• [Exercise instructions]: All lines holding the word "tushkunlik" should be located in the records and copied.

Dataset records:
Content starts

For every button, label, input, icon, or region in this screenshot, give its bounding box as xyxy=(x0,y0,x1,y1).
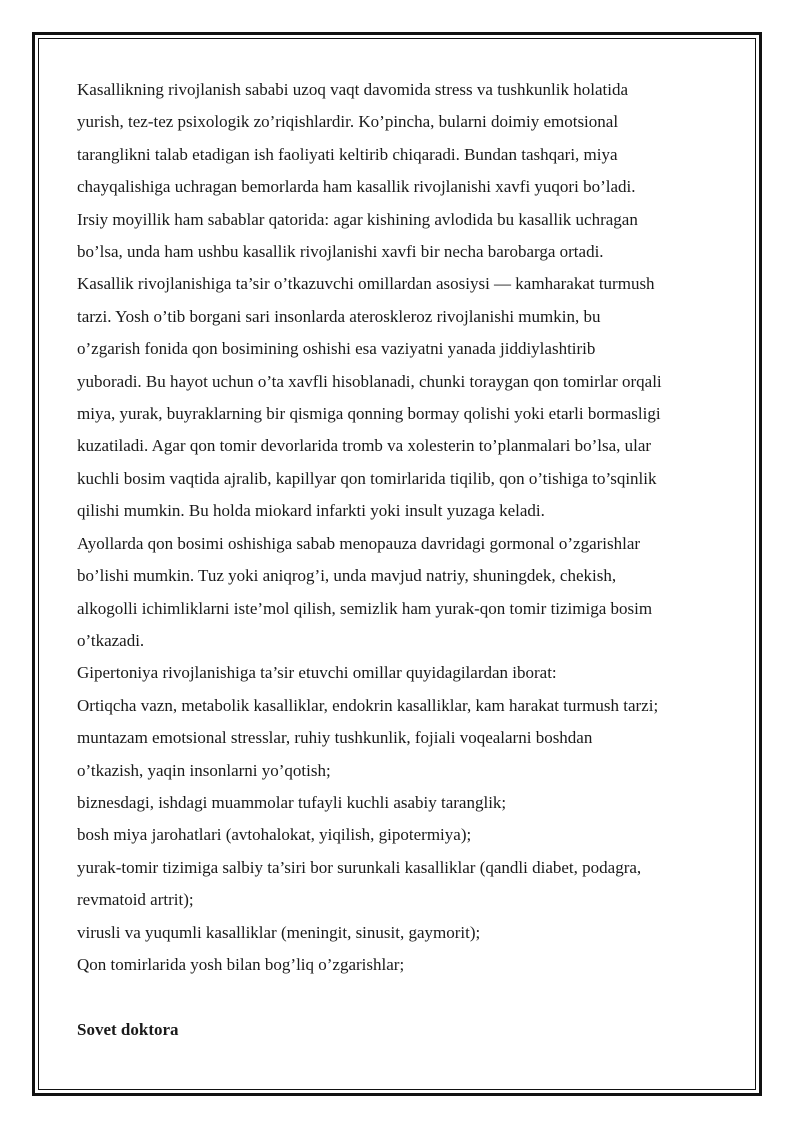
text-line: qilishi mumkin. Bu holda miokard infarkti yoki insult yuzaga keladi. xyxy=(77,501,545,521)
list-item: virusli va yuqumli kasalliklar (meningit, sinusit, gaymorit); xyxy=(77,922,481,942)
text-line: tarzi. Yosh o’tib borgani sari insonlarda ateroskleroz rivojlanishi mumkin, bu xyxy=(77,306,601,326)
text-line: Irsiy moyillik ham sabablar qatorida: agar kishining avlodida bu kasallik uchragan xyxy=(77,209,638,229)
text-line: kuchli bosim vaqtida ajralib, kapillyar qon tomirlarida tiqilib, qon o’tishiga to’sqinlik xyxy=(77,468,657,488)
list-item: revmatoid artrit); xyxy=(77,890,194,910)
list-item: yurak-tomir tizimiga salbiy ta’siri bor surunkali kasalliklar (qandli diabet, podagra, xyxy=(77,857,642,877)
list-item: muntazam emotsional stresslar, ruhiy tushkunlik, fojiali voqealarni boshdan xyxy=(77,728,593,748)
list-item: Qon tomirlarida yosh bilan bog’liq o’zgarishlar; xyxy=(77,954,405,974)
list-intro: Gipertoniya rivojlanishiga ta’sir etuvchi omillar quyidagilardan iborat: xyxy=(77,663,557,683)
text-line: chayqalishiga uchragan bemorlarda ham kasallik rivojlanishi xavfi yuqori bo’ladi. xyxy=(77,177,636,197)
list-item: bosh miya jarohatlari (avtohalokat, yiqilish, gipotermiya); xyxy=(77,825,472,845)
text-line: alkogolli ichimliklarni iste’mol qilish, semizlik ham yurak-qon tomir tizimiga bosim xyxy=(77,598,653,618)
document-body xyxy=(77,74,737,1046)
list-item: Ortiqcha vazn, metabolik kasalliklar, endokrin kasalliklar, kam harakat turmush tarzi; xyxy=(77,695,659,715)
text-line: o’tkazadi. xyxy=(77,630,145,650)
text-line: Ayollarda qon bosimi oshishiga sabab menopauza davridagi gormonal o’zgarishlar xyxy=(77,533,641,553)
blank-line xyxy=(77,981,737,1013)
text-line: Kasallik rivojlanishiga ta’sir o’tkazuvchi omillardan asosiysi — kamharakat turmush xyxy=(77,274,655,294)
text-line: yuboradi. Bu hayot uchun o’ta xavfli hisoblanadi, chunki toraygan qon tomirlar orqali xyxy=(77,371,662,391)
text-line: miya, yurak, buyraklarning bir qismiga qonning bormay qolishi yoki etarli bormasligi xyxy=(77,404,661,424)
text-line: o’zgarish fonida qon bosimining oshishi esa vaziyatni yanada jiddiylashtirib xyxy=(77,339,596,359)
list-item: biznesdagi, ishdagi muammolar tufayli kuchli asabiy taranglik; xyxy=(77,792,507,812)
text-line: bo’lishi mumkin. Tuz yoki aniqrog’i, unda mavjud natriy, shuningdek, chekish, xyxy=(77,566,617,586)
text-line: yurish, tez-tez psixologik zo’riqishlardir. Ko’pincha, bularni doimiy emotsional xyxy=(77,112,619,132)
text-line: Kasallikning rivojlanish sababi uzoq vaqt davomida stress va tushkunlik holatida xyxy=(77,80,628,99)
text-line: bo’lsa, unda ham ushbu kasallik rivojlanishi xavfi bir necha barobarga ortadi. xyxy=(77,242,604,262)
text-line: kuzatiladi. Agar qon tomir devorlarida tromb va xolesterin to’planmalari bo’lsa, ular xyxy=(77,436,652,456)
signature: Sovet doktora xyxy=(77,1019,179,1039)
text-line: taranglikni talab etadigan ish faoliyati keltirib chiqaradi. Bundan tashqari, miya xyxy=(77,144,618,164)
list-item: o’tkazish, yaqin insonlarni yo’qotish; xyxy=(77,760,331,780)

Content ends

• [Solution]:
list-item: muntazam emotsional stresslar, ruhiy tushkunlik, fojiali voqealarni boshdan xyxy=(77,728,593,748)
text-line: Kasallikning rivojlanish sababi uzoq vaqt davomida stress va tushkunlik holatida xyxy=(77,80,628,99)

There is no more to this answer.